Raw records:
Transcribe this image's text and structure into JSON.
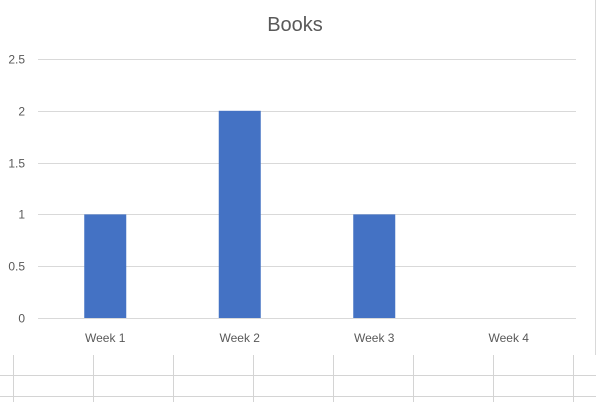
{
  "chart_data": {
    "type": "bar",
    "title": "Books",
    "xlabel": "",
    "ylabel": "",
    "categories": [
      "Week 1",
      "Week 2",
      "Week 3",
      "Week 4"
    ],
    "values": [
      1,
      2,
      1,
      0
    ],
    "ylim": [
      0,
      2.5
    ],
    "yticks": [
      "0",
      "0.5",
      "1",
      "1.5",
      "2",
      "2.5"
    ],
    "grid": true,
    "legend": "none",
    "bar_color": "#4472C4",
    "gridline_color": "#D9D9D9",
    "text_color": "#595959"
  }
}
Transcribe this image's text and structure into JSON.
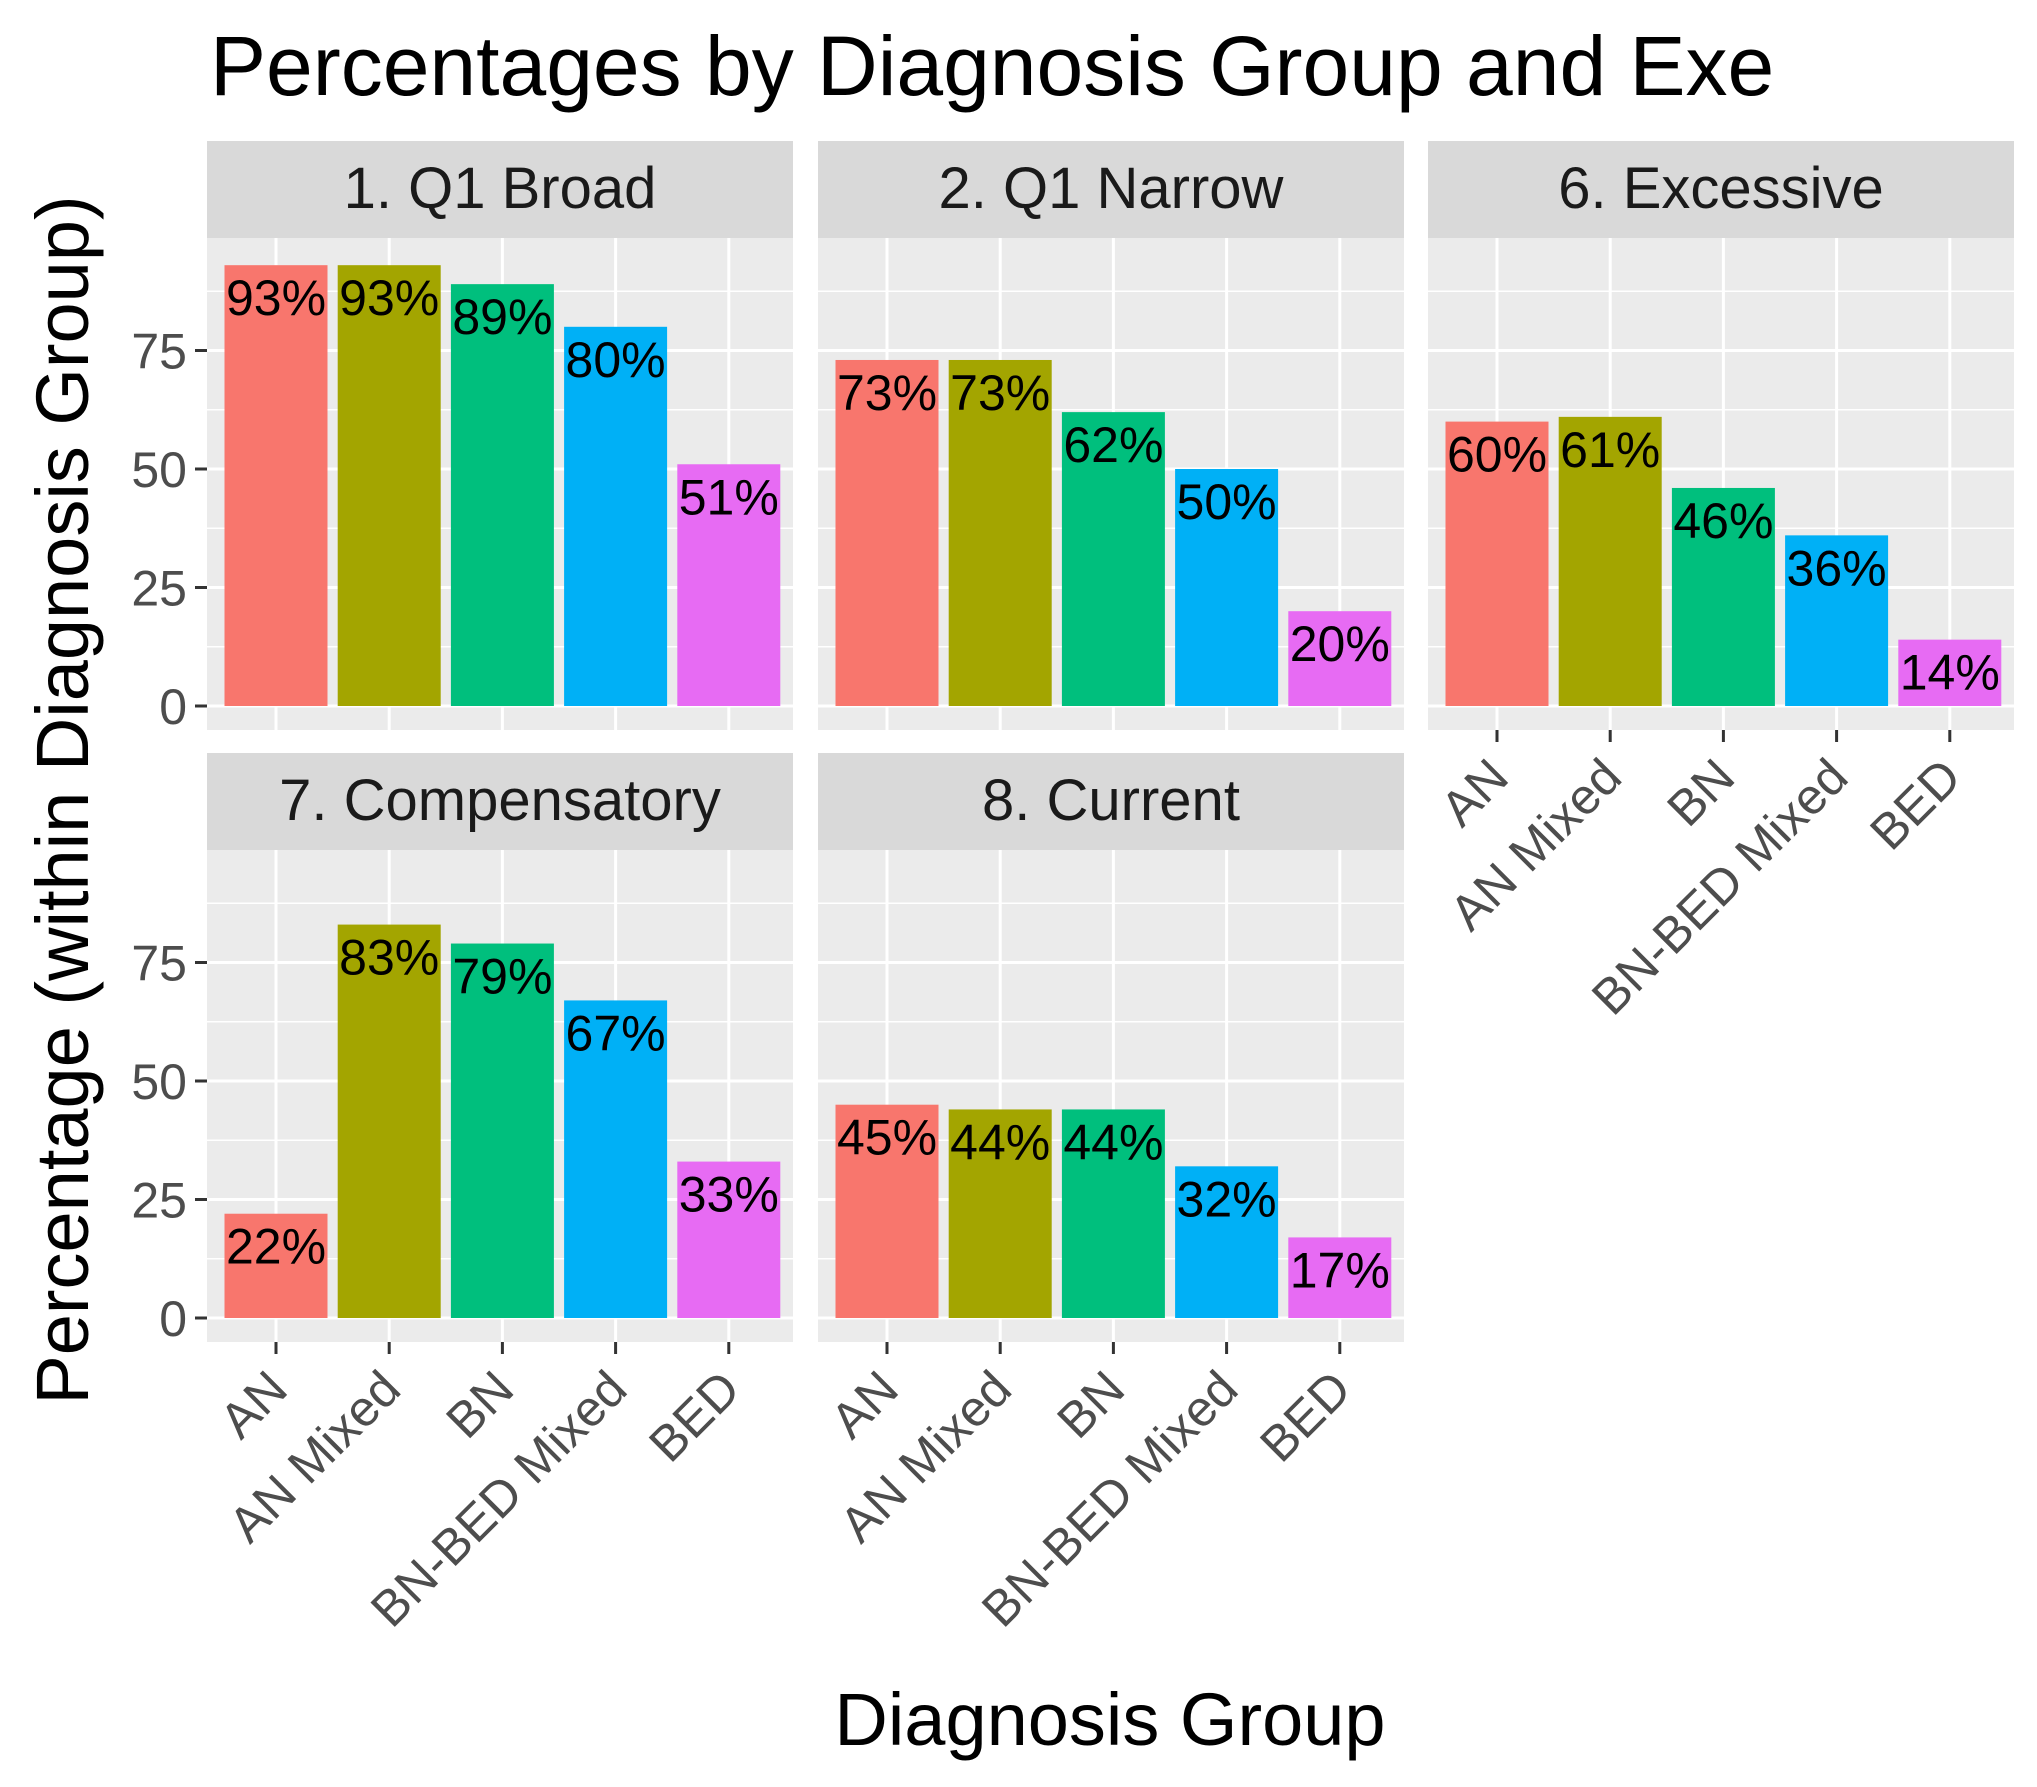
{
  "chart_data": {
    "type": "bar",
    "title": "Percentages by Diagnosis Group and Exe",
    "xlabel": "Diagnosis Group",
    "ylabel": "Percentage (within Diagnosis Group)",
    "categories": [
      "AN",
      "AN Mixed",
      "BN",
      "BN-BED Mixed",
      "BED"
    ],
    "colors": [
      "#F8766D",
      "#A3A500",
      "#00BF7D",
      "#00B0F6",
      "#E76BF3"
    ],
    "ylim": [
      0,
      100
    ],
    "yticks": [
      0,
      25,
      50,
      75
    ],
    "grid": true,
    "legend": "none",
    "panels": [
      {
        "name": "1. Q1 Broad",
        "values": [
          93,
          93,
          89,
          80,
          51
        ],
        "labels": [
          "93%",
          "93%",
          "89%",
          "80%",
          "51%"
        ]
      },
      {
        "name": "2. Q1 Narrow",
        "values": [
          73,
          73,
          62,
          50,
          20
        ],
        "labels": [
          "73%",
          "73%",
          "62%",
          "50%",
          "20%"
        ]
      },
      {
        "name": "6. Excessive",
        "values": [
          60,
          61,
          46,
          36,
          14
        ],
        "labels": [
          "60%",
          "61%",
          "46%",
          "36%",
          "14%"
        ]
      },
      {
        "name": "7. Compensatory",
        "values": [
          22,
          83,
          79,
          67,
          33
        ],
        "labels": [
          "22%",
          "83%",
          "79%",
          "67%",
          "33%"
        ]
      },
      {
        "name": "8. Current",
        "values": [
          45,
          44,
          44,
          32,
          17
        ],
        "labels": [
          "45%",
          "44%",
          "44%",
          "32%",
          "17%"
        ]
      }
    ]
  }
}
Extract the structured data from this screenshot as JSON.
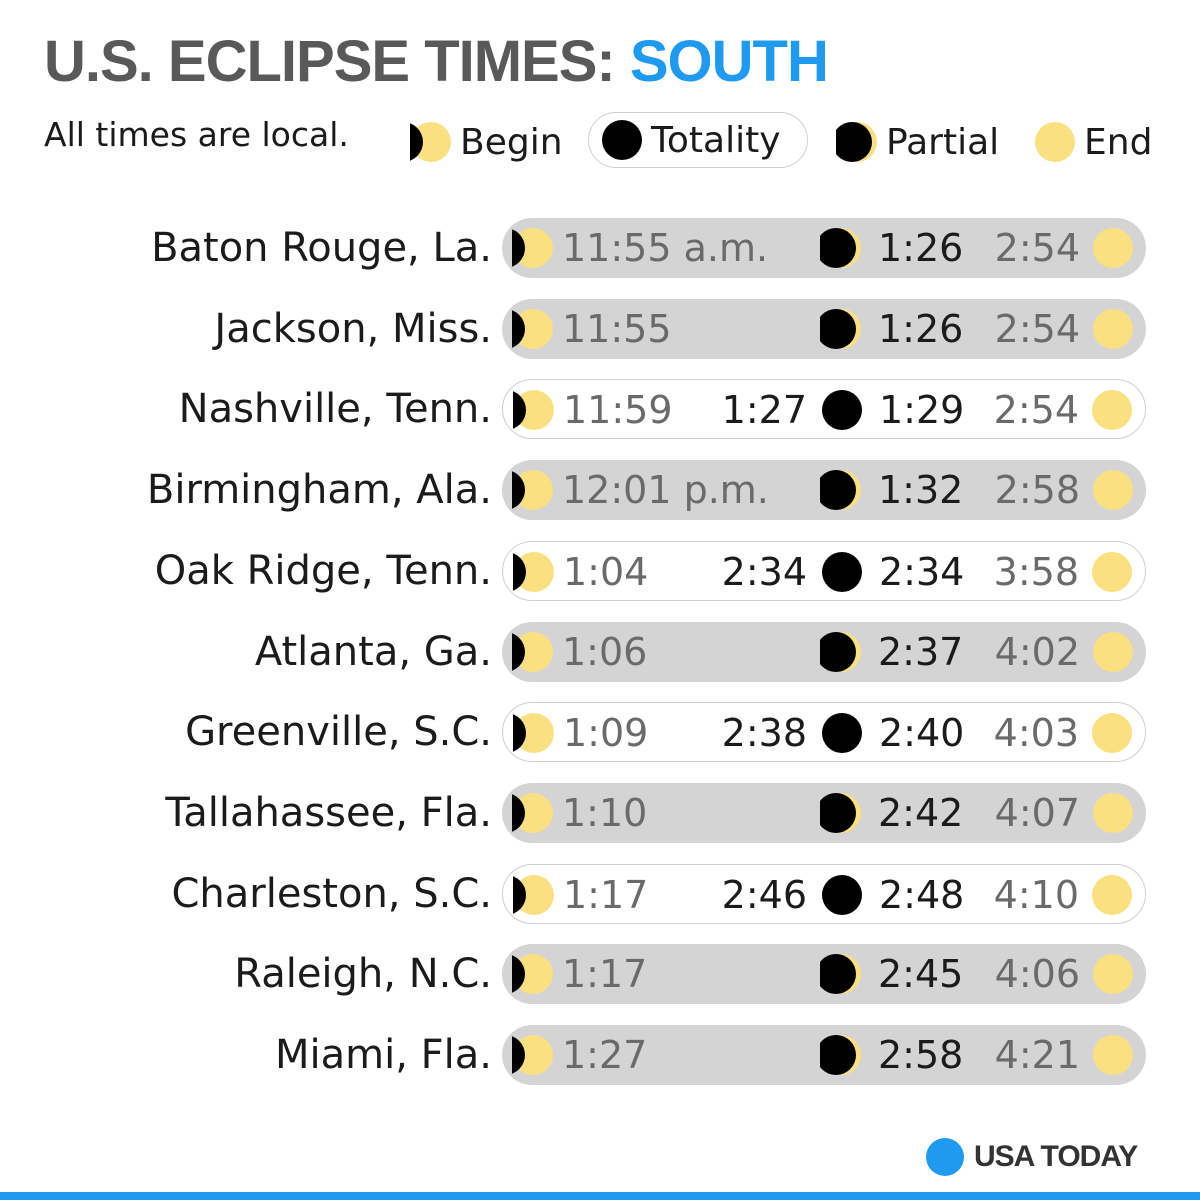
{
  "title": {
    "prefix": "U.S. ECLIPSE TIMES: ",
    "accent": "SOUTH"
  },
  "legend": {
    "note": "All times are local.",
    "begin": "Begin",
    "totality": "Totality",
    "partial": "Partial",
    "end": "End"
  },
  "colors": {
    "accent": "#1e9bf0",
    "sun": "#fbe082",
    "moon": "#000000",
    "pill_partial": "#d4d4d4"
  },
  "rows": [
    {
      "city": "Baton Rouge, La.",
      "begin": "11:55 a.m.",
      "totality": "",
      "partial": "1:26",
      "end": "2:54",
      "has_totality": false
    },
    {
      "city": "Jackson, Miss.",
      "begin": "11:55",
      "totality": "",
      "partial": "1:26",
      "end": "2:54",
      "has_totality": false
    },
    {
      "city": "Nashville, Tenn.",
      "begin": "11:59",
      "totality": "1:27",
      "partial": "1:29",
      "end": "2:54",
      "has_totality": true
    },
    {
      "city": "Birmingham, Ala.",
      "begin": "12:01 p.m.",
      "totality": "",
      "partial": "1:32",
      "end": "2:58",
      "has_totality": false
    },
    {
      "city": "Oak Ridge, Tenn.",
      "begin": "1:04",
      "totality": "2:34",
      "partial": "2:34",
      "end": "3:58",
      "has_totality": true
    },
    {
      "city": "Atlanta, Ga.",
      "begin": "1:06",
      "totality": "",
      "partial": "2:37",
      "end": "4:02",
      "has_totality": false
    },
    {
      "city": "Greenville, S.C.",
      "begin": "1:09",
      "totality": "2:38",
      "partial": "2:40",
      "end": "4:03",
      "has_totality": true
    },
    {
      "city": "Tallahassee, Fla.",
      "begin": "1:10",
      "totality": "",
      "partial": "2:42",
      "end": "4:07",
      "has_totality": false
    },
    {
      "city": "Charleston, S.C.",
      "begin": "1:17",
      "totality": "2:46",
      "partial": "2:48",
      "end": "4:10",
      "has_totality": true
    },
    {
      "city": "Raleigh, N.C.",
      "begin": "1:17",
      "totality": "",
      "partial": "2:45",
      "end": "4:06",
      "has_totality": false
    },
    {
      "city": "Miami, Fla.",
      "begin": "1:27",
      "totality": "",
      "partial": "2:58",
      "end": "4:21",
      "has_totality": false
    }
  ],
  "brand": {
    "name": "USA TODAY"
  }
}
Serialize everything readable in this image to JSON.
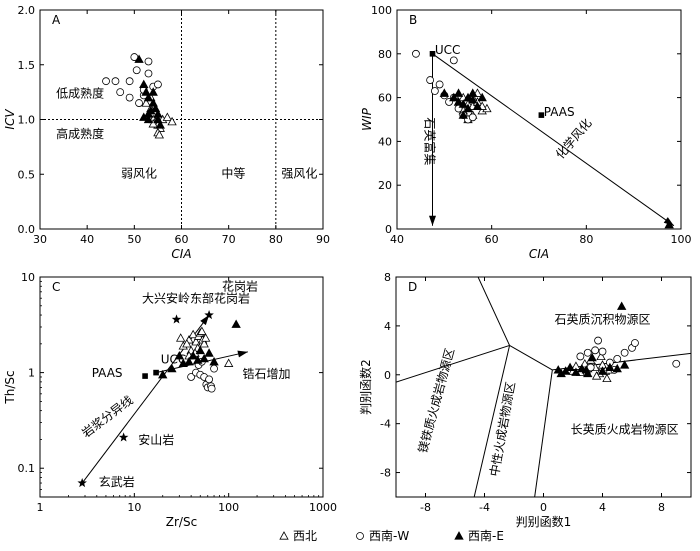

Work to complete: Make a word-for-word copy of the entries, without any pictures.

Full output:
Transcribe this image's text and structure into JSON.
{
  "chart_data": {
    "type": "bar",
    "title": "Books",
    "xlabel": "",
    "ylabel": "",
    "categories": [
      "Week 1",
      "Week 2",
      "Week 3",
      "Week 4"
    ],
    "values": [
      1,
      2,
      1,
      0
    ],
    "ylim": [
      0,
      2.5
    ],
    "yticks": [
      "0",
      "0.5",
      "1",
      "1.5",
      "2",
      "2.5"
    ],
    "grid": true,
    "legend": "none",
    "bar_color": "#4472C4",
    "gridline_color": "#D9D9D9",
    "text_color": "#595959"
  }
}
Transcribe this image's text and structure into JSON.
{
  "chart_data": {
    "type": "bar",
    "title": "Percentages by Diagnosis Group and Exe",
    "xlabel": "Diagnosis Group",
    "ylabel": "Percentage (within Diagnosis Group)",
    "categories": [
      "AN",
      "AN Mixed",
      "BN",
      "BN-BED Mixed",
      "BED"
    ],
    "colors": [
      "#F8766D",
      "#A3A500",
      "#00BF7D",
      "#00B0F6",
      "#E76BF3"
    ],
    "ylim": [
      0,
      100
    ],
    "yticks": [
      0,
      25,
      50,
      75
    ],
    "grid": true,
    "legend": "none",
    "panels": [
      {
        "name": "1. Q1 Broad",
        "values": [
          93,
          93,
          89,
          80,
          51
        ],
        "labels": [
          "93%",
          "93%",
          "89%",
          "80%",
          "51%"
        ]
      },
      {
        "name": "2. Q1 Narrow",
        "values": [
          73,
          73,
          62,
          50,
          20
        ],
        "labels": [
          "73%",
          "73%",
          "62%",
          "50%",
          "20%"
        ]
      },
      {
        "name": "6. Excessive",
        "values": [
          60,
          61,
          46,
          36,
          14
        ],
        "labels": [
          "60%",
          "61%",
          "46%",
          "36%",
          "14%"
        ]
      },
      {
        "name": "7. Compensatory",
        "values": [
          22,
          83,
          79,
          67,
          33
        ],
        "labels": [
          "22%",
          "83%",
          "79%",
          "67%",
          "33%"
        ]
      },
      {
        "name": "8. Current",
        "values": [
          45,
          44,
          44,
          32,
          17
        ],
        "labels": [
          "45%",
          "44%",
          "44%",
          "32%",
          "17%"
        ]
      }
    ]
  }
}
Extract the structured data from this screenshot as JSON.
{
  "title": {
    "prefix": "U.S. ECLIPSE TIMES: ",
    "accent": "SOUTH"
  },
  "legend": {
    "note": "All times are local.",
    "begin": "Begin",
    "totality": "Totality",
    "partial": "Partial",
    "end": "End"
  },
  "colors": {
    "accent": "#1e9bf0",
    "sun": "#fbe082",
    "moon": "#000000",
    "pill_partial": "#d4d4d4"
  },
  "rows": [
    {
      "city": "Baton Rouge, La.",
      "begin": "11:55 a.m.",
      "totality": "",
      "partial": "1:26",
      "end": "2:54",
      "has_totality": false
    },
    {
      "city": "Jackson, Miss.",
      "begin": "11:55",
      "totality": "",
      "partial": "1:26",
      "end": "2:54",
      "has_totality": false
    },
    {
      "city": "Nashville, Tenn.",
      "begin": "11:59",
      "totality": "1:27",
      "partial": "1:29",
      "end": "2:54",
      "has_totality": true
    },
    {
      "city": "Birmingham, Ala.",
      "begin": "12:01 p.m.",
      "totality": "",
      "partial": "1:32",
      "end": "2:58",
      "has_totality": false
    },
    {
      "city": "Oak Ridge, Tenn.",
      "begin": "1:04",
      "totality": "2:34",
      "partial": "2:34",
      "end": "3:58",
      "has_totality": true
    },
    {
      "city": "Atlanta, Ga.",
      "begin": "1:06",
      "totality": "",
      "partial": "2:37",
      "end": "4:02",
      "has_totality": false
    },
    {
      "city": "Greenville, S.C.",
      "begin": "1:09",
      "totality": "2:38",
      "partial": "2:40",
      "end": "4:03",
      "has_totality": true
    },
    {
      "city": "Tallahassee, Fla.",
      "begin": "1:10",
      "totality": "",
      "partial": "2:42",
      "end": "4:07",
      "has_totality": false
    },
    {
      "city": "Charleston, S.C.",
      "begin": "1:17",
      "totality": "2:46",
      "partial": "2:48",
      "end": "4:10",
      "has_totality": true
    },
    {
      "city": "Raleigh, N.C.",
      "begin": "1:17",
      "totality": "",
      "partial": "2:45",
      "end": "4:06",
      "has_totality": false
    },
    {
      "city": "Miami, Fla.",
      "begin": "1:27",
      "totality": "",
      "partial": "2:58",
      "end": "4:21",
      "has_totality": false
    }
  ],
  "brand": {
    "name": "USA TODAY"
  }
}
Serialize everything readable in this image to JSON.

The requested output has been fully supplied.